*Problem statement*.
From the listing below, extract each entry exactly as written, minus the images.

*Exercise inputs*.

'''

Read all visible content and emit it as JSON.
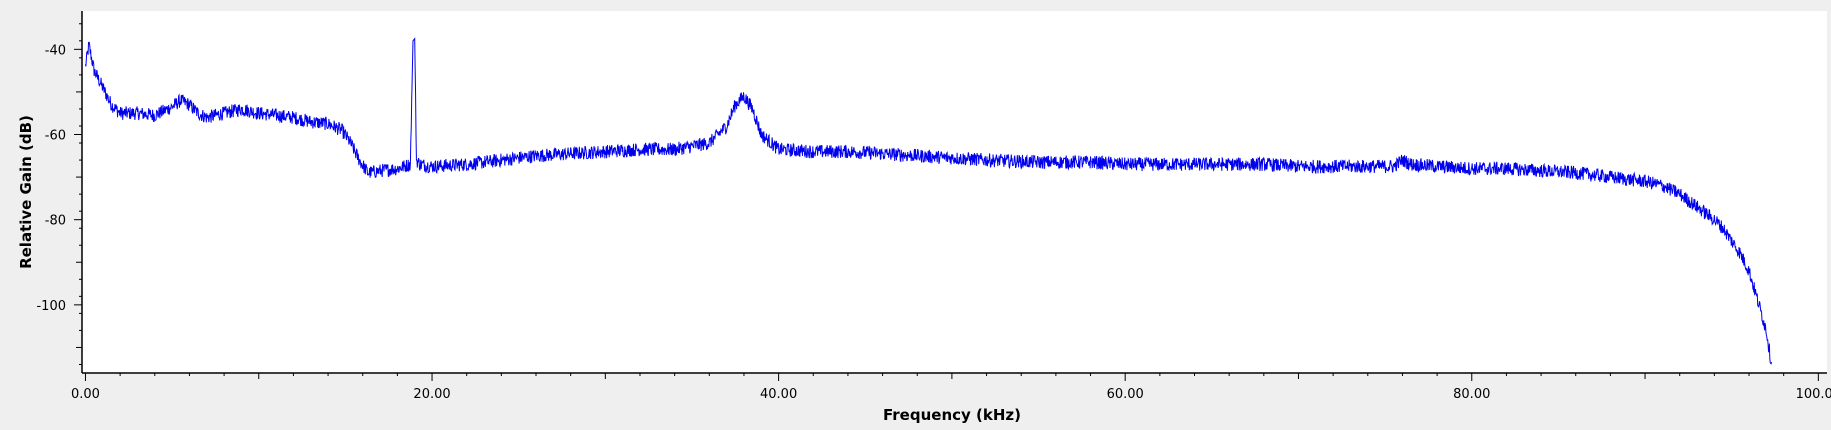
{
  "chart_data": {
    "type": "line",
    "title": "",
    "xlabel": "Frequency (kHz)",
    "ylabel": "Relative Gain (dB)",
    "xlim": [
      -0.2,
      100.5
    ],
    "ylim": [
      -116,
      -31
    ],
    "x_ticks": [
      0,
      20,
      40,
      60,
      80,
      100
    ],
    "x_tick_labels": [
      "0.00",
      "20.00",
      "40.00",
      "60.00",
      "80.00",
      "100.00"
    ],
    "y_ticks": [
      -40,
      -60,
      -80,
      -100
    ],
    "y_tick_labels": [
      "-40",
      "-60",
      "-80",
      "-100"
    ],
    "grid": false,
    "legend": "none",
    "series": [
      {
        "color": "#0000ee",
        "noise_db": 1.6,
        "x": [
          0.0,
          0.2,
          0.5,
          1.0,
          1.5,
          2.0,
          3.0,
          4.0,
          5.0,
          5.5,
          6.0,
          6.5,
          7.0,
          8.0,
          9.0,
          10.0,
          11.0,
          12.0,
          13.0,
          14.0,
          14.8,
          15.3,
          15.8,
          16.3,
          17.0,
          18.0,
          18.75,
          18.9,
          19.0,
          19.1,
          19.3,
          20.0,
          22.0,
          24.0,
          26.0,
          28.0,
          30.0,
          32.0,
          34.0,
          36.0,
          37.0,
          37.5,
          38.0,
          38.5,
          39.0,
          40.0,
          42.0,
          44.0,
          46.0,
          48.0,
          50.0,
          52.0,
          55.0,
          58.0,
          60.0,
          62.0,
          64.0,
          66.0,
          68.0,
          70.0,
          72.0,
          74.0,
          75.5,
          76.0,
          76.5,
          78.0,
          80.0,
          82.0,
          84.0,
          86.0,
          88.0,
          90.0,
          91.0,
          92.0,
          93.0,
          94.0,
          94.5,
          95.0,
          95.5,
          96.0,
          96.5,
          97.0,
          97.3
        ],
        "y": [
          -44,
          -39,
          -45,
          -49,
          -53,
          -55,
          -55,
          -55.5,
          -53.5,
          -52,
          -53,
          -55,
          -56,
          -55,
          -54,
          -55,
          -55.5,
          -56,
          -57,
          -57.5,
          -59,
          -62,
          -66,
          -69,
          -68.5,
          -68,
          -67,
          -38,
          -37.5,
          -66,
          -67,
          -67.5,
          -67,
          -66,
          -65,
          -64.5,
          -64,
          -63.5,
          -63.5,
          -62,
          -58,
          -53,
          -51,
          -54,
          -60,
          -63.5,
          -64,
          -64,
          -64.5,
          -65,
          -65.5,
          -66,
          -66.5,
          -66.5,
          -67,
          -67,
          -67,
          -67,
          -67,
          -67.5,
          -67.5,
          -67.5,
          -67.5,
          -66,
          -67,
          -67.5,
          -68,
          -68,
          -68.5,
          -69,
          -70,
          -71,
          -72,
          -74,
          -77,
          -80,
          -82,
          -85,
          -88,
          -92,
          -99,
          -106,
          -114
        ]
      }
    ]
  }
}
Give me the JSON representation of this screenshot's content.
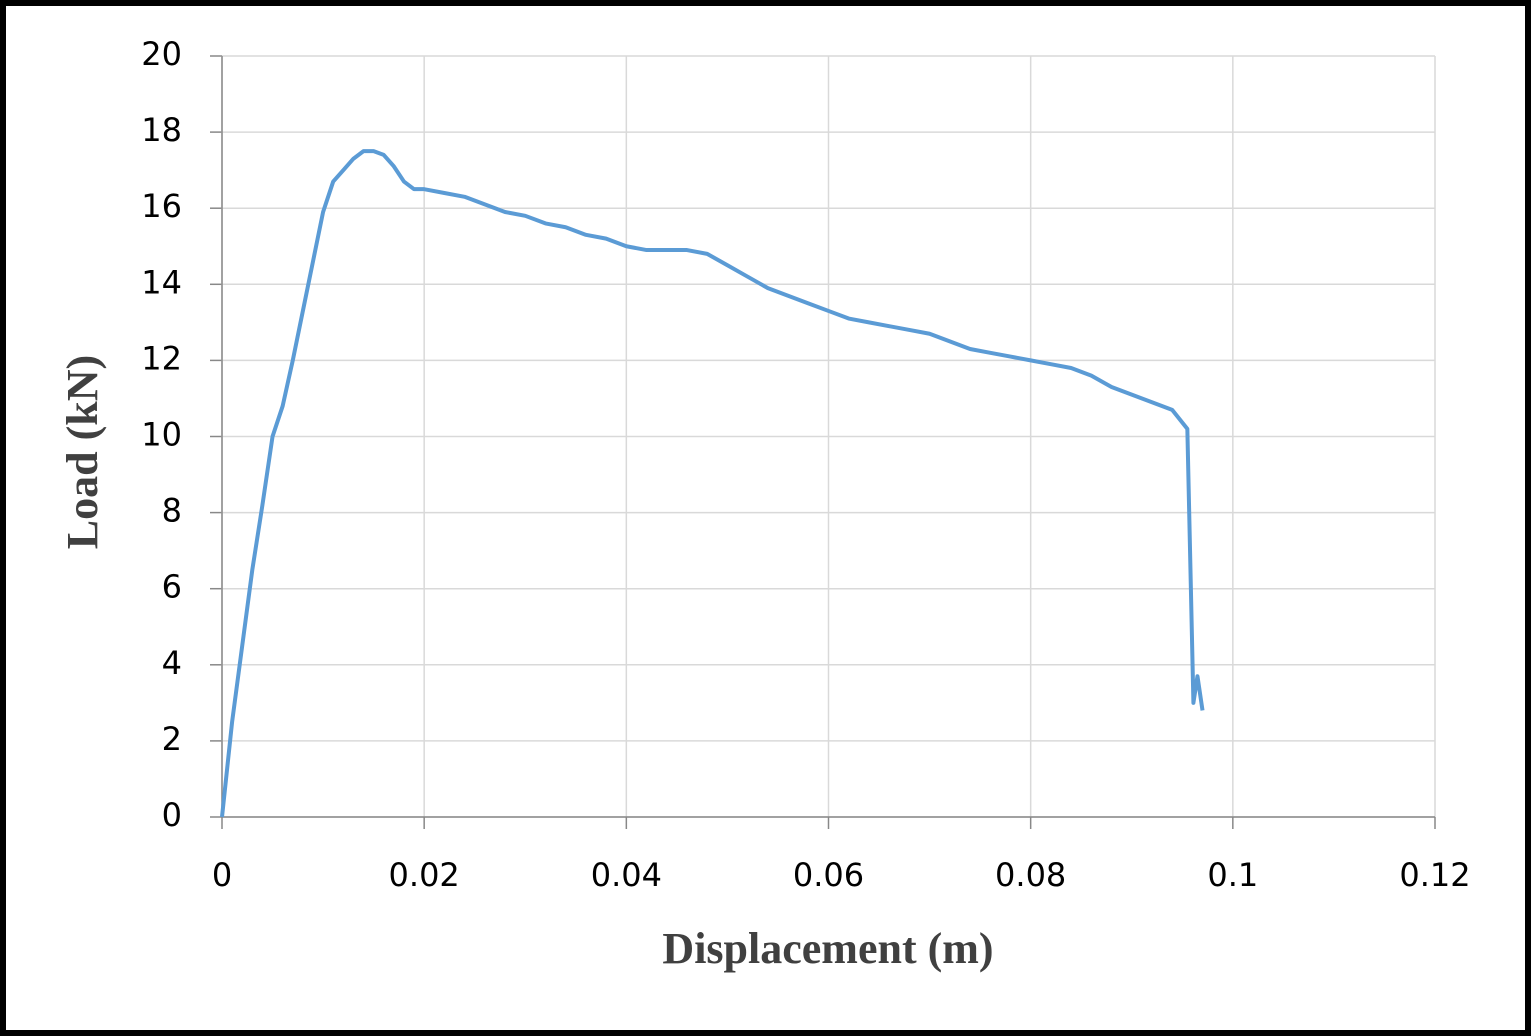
{
  "chart_data": {
    "type": "line",
    "x_label": "Displacement (m)",
    "y_label": "Load (kN)",
    "xlim": [
      0,
      0.12
    ],
    "xticks": [
      0,
      0.02,
      0.04,
      0.06,
      0.08,
      0.1,
      0.12
    ],
    "ylim": [
      0,
      20
    ],
    "yticks": [
      0,
      2,
      4,
      6,
      8,
      10,
      12,
      14,
      16,
      18,
      20
    ],
    "grid": true,
    "series": [
      {
        "color": "#5b9bd5",
        "x": [
          0,
          0.001,
          0.002,
          0.003,
          0.004,
          0.005,
          0.006,
          0.007,
          0.008,
          0.009,
          0.01,
          0.011,
          0.012,
          0.013,
          0.014,
          0.015,
          0.016,
          0.017,
          0.018,
          0.019,
          0.02,
          0.022,
          0.024,
          0.026,
          0.028,
          0.03,
          0.032,
          0.034,
          0.036,
          0.038,
          0.04,
          0.042,
          0.044,
          0.046,
          0.048,
          0.05,
          0.052,
          0.054,
          0.056,
          0.058,
          0.06,
          0.062,
          0.064,
          0.066,
          0.068,
          0.07,
          0.072,
          0.074,
          0.076,
          0.078,
          0.08,
          0.082,
          0.084,
          0.086,
          0.088,
          0.09,
          0.092,
          0.094,
          0.0955,
          0.0961,
          0.0965,
          0.097
        ],
        "values": [
          0,
          2.5,
          4.5,
          6.5,
          8.2,
          10,
          10.8,
          12,
          13.3,
          14.6,
          15.9,
          16.7,
          17.0,
          17.3,
          17.5,
          17.5,
          17.4,
          17.1,
          16.7,
          16.5,
          16.5,
          16.4,
          16.3,
          16.1,
          15.9,
          15.8,
          15.6,
          15.5,
          15.3,
          15.2,
          15.0,
          14.9,
          14.9,
          14.9,
          14.8,
          14.5,
          14.2,
          13.9,
          13.7,
          13.5,
          13.3,
          13.1,
          13.0,
          12.9,
          12.8,
          12.7,
          12.5,
          12.3,
          12.2,
          12.1,
          12.0,
          11.9,
          11.8,
          11.6,
          11.3,
          11.1,
          10.9,
          10.7,
          10.2,
          3.0,
          3.7,
          2.8
        ]
      }
    ]
  }
}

'''

*Result*.
Read all visible content and emit it as JSON.
{
  "chart_data": {
    "type": "line",
    "title": "",
    "xlabel": "Frequency (kHz)",
    "ylabel": "Relative Gain (dB)",
    "xlim": [
      -0.2,
      100.5
    ],
    "ylim": [
      -116,
      -31
    ],
    "x_ticks": [
      0,
      20,
      40,
      60,
      80,
      100
    ],
    "x_tick_labels": [
      "0.00",
      "20.00",
      "40.00",
      "60.00",
      "80.00",
      "100.00"
    ],
    "y_ticks": [
      -40,
      -60,
      -80,
      -100
    ],
    "y_tick_labels": [
      "-40",
      "-60",
      "-80",
      "-100"
    ],
    "grid": false,
    "legend": "none",
    "series": [
      {
        "color": "#0000ee",
        "noise_db": 1.6,
        "x": [
          0.0,
          0.2,
          0.5,
          1.0,
          1.5,
          2.0,
          3.0,
          4.0,
          5.0,
          5.5,
          6.0,
          6.5,
          7.0,
          8.0,
          9.0,
          10.0,
          11.0,
          12.0,
          13.0,
          14.0,
          14.8,
          15.3,
          15.8,
          16.3,
          17.0,
          18.0,
          18.75,
          18.9,
          19.0,
          19.1,
          19.3,
          20.0,
          22.0,
          24.0,
          26.0,
          28.0,
          30.0,
          32.0,
          34.0,
          36.0,
          37.0,
          37.5,
          38.0,
          38.5,
          39.0,
          40.0,
          42.0,
          44.0,
          46.0,
          48.0,
          50.0,
          52.0,
          55.0,
          58.0,
          60.0,
          62.0,
          64.0,
          66.0,
          68.0,
          70.0,
          72.0,
          74.0,
          75.5,
          76.0,
          76.5,
          78.0,
          80.0,
          82.0,
          84.0,
          86.0,
          88.0,
          90.0,
          91.0,
          92.0,
          93.0,
          94.0,
          94.5,
          95.0,
          95.5,
          96.0,
          96.5,
          97.0,
          97.3
        ],
        "y": [
          -44,
          -39,
          -45,
          -49,
          -53,
          -55,
          -55,
          -55.5,
          -53.5,
          -52,
          -53,
          -55,
          -56,
          -55,
          -54,
          -55,
          -55.5,
          -56,
          -57,
          -57.5,
          -59,
          -62,
          -66,
          -69,
          -68.5,
          -68,
          -67,
          -38,
          -37.5,
          -66,
          -67,
          -67.5,
          -67,
          -66,
          -65,
          -64.5,
          -64,
          -63.5,
          -63.5,
          -62,
          -58,
          -53,
          -51,
          -54,
          -60,
          -63.5,
          -64,
          -64,
          -64.5,
          -65,
          -65.5,
          -66,
          -66.5,
          -66.5,
          -67,
          -67,
          -67,
          -67,
          -67,
          -67.5,
          -67.5,
          -67.5,
          -67.5,
          -66,
          -67,
          -67.5,
          -68,
          -68,
          -68.5,
          -69,
          -70,
          -71,
          -72,
          -74,
          -77,
          -80,
          -82,
          -85,
          -88,
          -92,
          -99,
          -106,
          -114
        ]
      }
    ]
  }
}
Give me the JSON representation of this screenshot's content.
{
  "chart_data": {
    "type": "line",
    "x_label": "Displacement (m)",
    "y_label": "Load (kN)",
    "xlim": [
      0,
      0.12
    ],
    "xticks": [
      0,
      0.02,
      0.04,
      0.06,
      0.08,
      0.1,
      0.12
    ],
    "ylim": [
      0,
      20
    ],
    "yticks": [
      0,
      2,
      4,
      6,
      8,
      10,
      12,
      14,
      16,
      18,
      20
    ],
    "grid": true,
    "series": [
      {
        "color": "#5b9bd5",
        "x": [
          0,
          0.001,
          0.002,
          0.003,
          0.004,
          0.005,
          0.006,
          0.007,
          0.008,
          0.009,
          0.01,
          0.011,
          0.012,
          0.013,
          0.014,
          0.015,
          0.016,
          0.017,
          0.018,
          0.019,
          0.02,
          0.022,
          0.024,
          0.026,
          0.028,
          0.03,
          0.032,
          0.034,
          0.036,
          0.038,
          0.04,
          0.042,
          0.044,
          0.046,
          0.048,
          0.05,
          0.052,
          0.054,
          0.056,
          0.058,
          0.06,
          0.062,
          0.064,
          0.066,
          0.068,
          0.07,
          0.072,
          0.074,
          0.076,
          0.078,
          0.08,
          0.082,
          0.084,
          0.086,
          0.088,
          0.09,
          0.092,
          0.094,
          0.0955,
          0.0961,
          0.0965,
          0.097
        ],
        "values": [
          0,
          2.5,
          4.5,
          6.5,
          8.2,
          10,
          10.8,
          12,
          13.3,
          14.6,
          15.9,
          16.7,
          17.0,
          17.3,
          17.5,
          17.5,
          17.4,
          17.1,
          16.7,
          16.5,
          16.5,
          16.4,
          16.3,
          16.1,
          15.9,
          15.8,
          15.6,
          15.5,
          15.3,
          15.2,
          15.0,
          14.9,
          14.9,
          14.9,
          14.8,
          14.5,
          14.2,
          13.9,
          13.7,
          13.5,
          13.3,
          13.1,
          13.0,
          12.9,
          12.8,
          12.7,
          12.5,
          12.3,
          12.2,
          12.1,
          12.0,
          11.9,
          11.8,
          11.6,
          11.3,
          11.1,
          10.9,
          10.7,
          10.2,
          3.0,
          3.7,
          2.8
        ]
      }
    ]
  }
}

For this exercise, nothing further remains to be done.